◆ Problem statement: Return the lines below that carry the word "الزبير".
++++ Extracted data
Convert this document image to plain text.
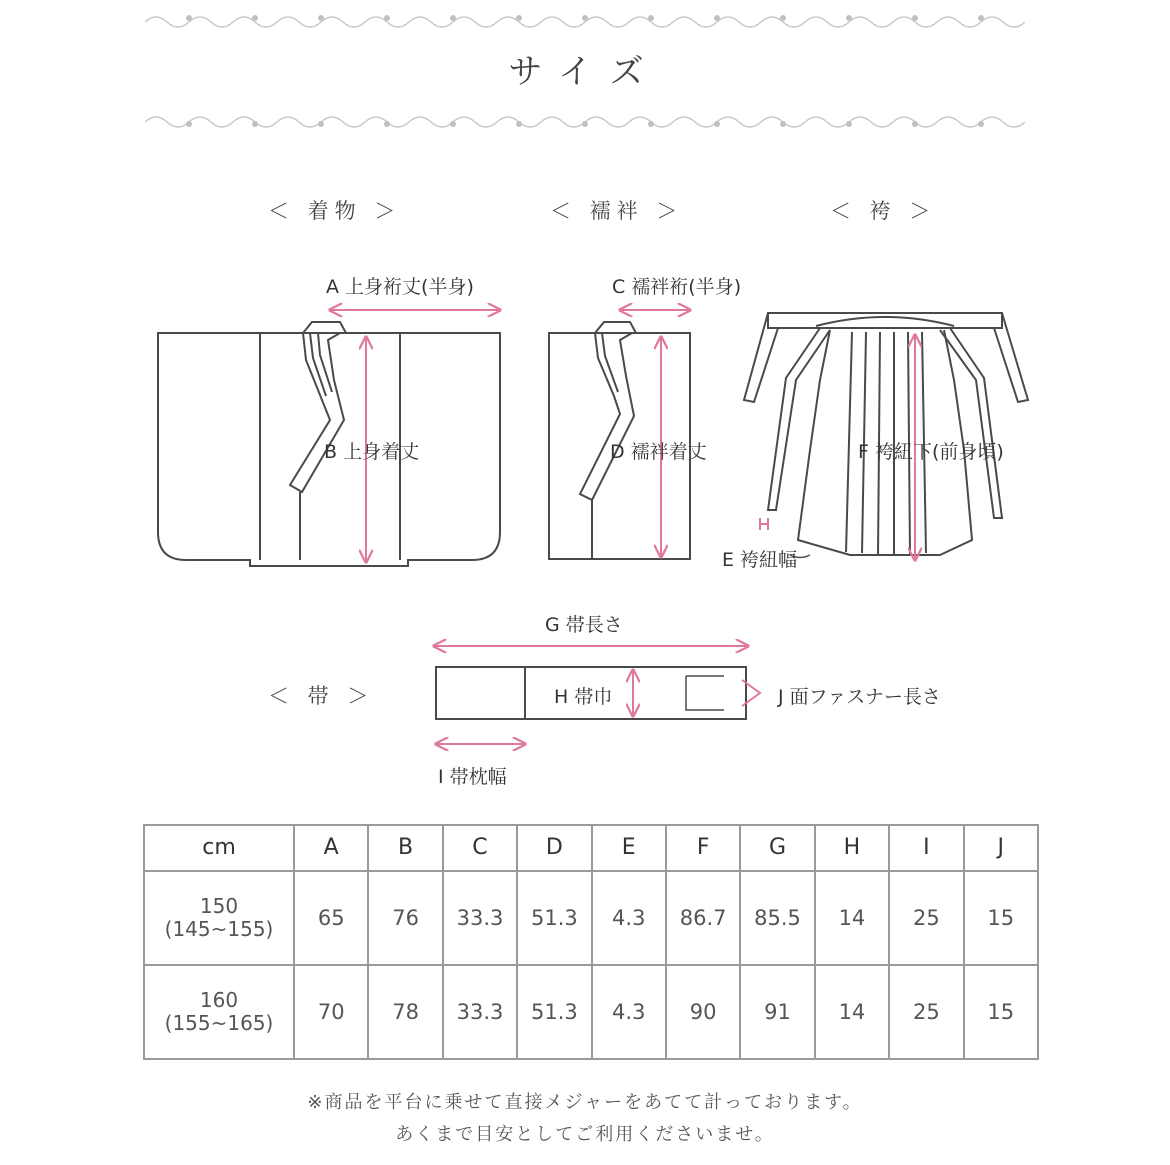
サイズ
＜ 着物 ＞	＜ 襦袢 ＞	＜ 袴 ＞
＜ 帯 ＞
A 上身裄丈(半身)
B 上身着丈
C 襦袢裄(半身)
D 襦袢着丈
E 袴紐幅
F 袴紐下(前身頃)
G 帯長さ
H 帯巾
I 帯枕幅
J 面ファスナー長さ
cm	A	B	C	D	E	F	G	H	I	J

150
(145~155)	65	76	33.3	51.3	4.3	86.7	85.5	14	25	15

160
(155~165)	70	78	33.3	51.3	4.3	90	91	14	25	15
※商品を平台に乗せて直接メジャーをあてて計っております。
あくまで目安としてご利用くださいませ。
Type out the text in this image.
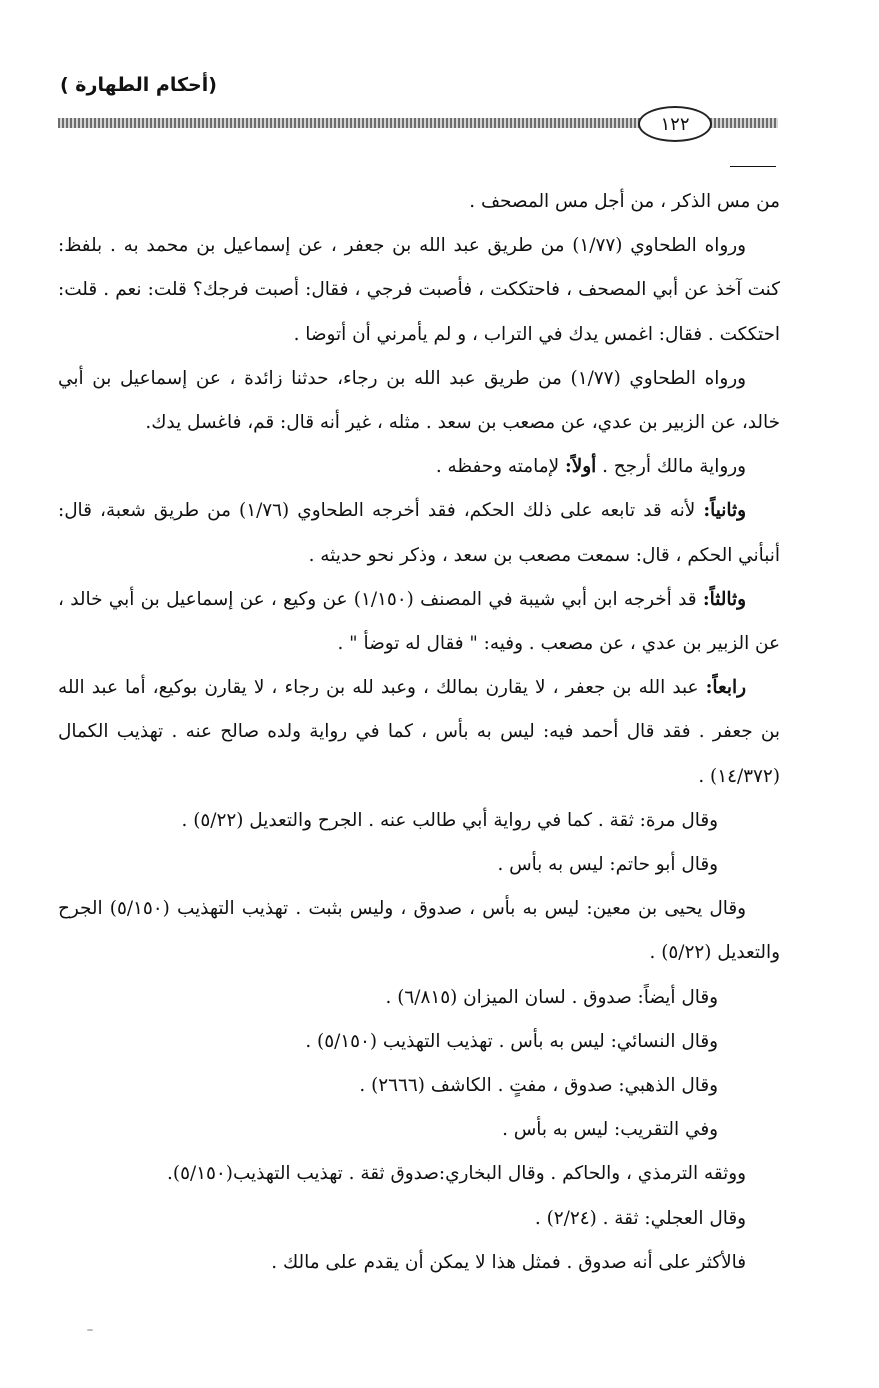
(أحكام الطهارة )
١٢٢

من مس الذكر ، من أجل مس المصحف .

ورواه الطحاوي (١/٧٧) من طريق عبد الله بن جعفر ، عن إسماعيل بن محمد به . بلفظ: كنت آخذ عن أبي المصحف ، فاحتككت ، فأصبت فرجي ، فقال: أصبت فرجك؟ قلت: نعم . قلت: احتككت . فقال: اغمس يدك في التراب ، و لم يأمرني أن أتوضا .

ورواه الطحاوي (١/٧٧) من طريق عبد الله بن رجاء، حدثنا زائدة ، عن إسماعيل بن أبي خالد، عن الزبير بن عدي، عن مصعب بن سعد . مثله ، غير أنه قال: قم، فاغسل يدك.

ورواية مالك أرجح . أولاً: لإمامته وحفظه .

وثانياً: لأنه قد تابعه على ذلك الحكم، فقد أخرجه الطحاوي (١/٧٦) من طريق شعبة، قال: أنبأني الحكم ، قال: سمعت مصعب بن سعد ، وذكر نحو حديثه .

وثالثاً: قد أخرجه ابن أبي شيبة في المصنف (١/١٥٠) عن وكيع ، عن إسماعيل بن أبي خالد ، عن الزبير بن عدي ، عن مصعب . وفيه: " فقال له توضأ " .

رابعاً: عبد الله بن جعفر ، لا يقارن بمالك ، وعبد لله بن رجاء ، لا يقارن بوكيع، أما عبد الله بن جعفر . فقد قال أحمد فيه: ليس به بأس ، كما في رواية ولده صالح عنه . تهذيب الكمال (١٤/٣٧٢) .

وقال مرة: ثقة . كما في رواية أبي طالب عنه . الجرح والتعديل (٥/٢٢) .

وقال أبو حاتم: ليس به بأس .

وقال يحيى بن معين: ليس به بأس ، صدوق ، وليس بثبت . تهذيب التهذيب (٥/١٥٠) الجرح والتعديل (٥/٢٢) .

وقال أيضاً: صدوق . لسان الميزان (٦/٨١٥) .

وقال النسائي: ليس به بأس . تهذيب التهذيب (٥/١٥٠) .

وقال الذهبي: صدوق ، مفتٍ . الكاشف (٢٦٦٦) .

وفي التقريب: ليس به بأس .

ووثقه الترمذي ، والحاكم . وقال البخاري:صدوق ثقة . تهذيب التهذيب(٥/١٥٠).

وقال العجلي: ثقة . (٢/٢٤) .

فالأكثر على أنه صدوق . فمثل هذا لا يمكن أن يقدم على مالك .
++++++++
◆ Answer in full:
ورواه الطحاوي (١/٧٧) من طريق عبد الله بن رجاء، حدثنا زائدة ، عن إسماعيل بن أبي خالد، عن الزبير بن عدي، عن مصعب بن سعد . مثله ، غير أنه قال: قم، فاغسل يدك.
وثالثاً: قد أخرجه ابن أبي شيبة في المصنف (١/١٥٠) عن وكيع ، عن إسماعيل بن أبي خالد ، عن الزبير بن عدي ، عن مصعب . وفيه: " فقال له توضأ " .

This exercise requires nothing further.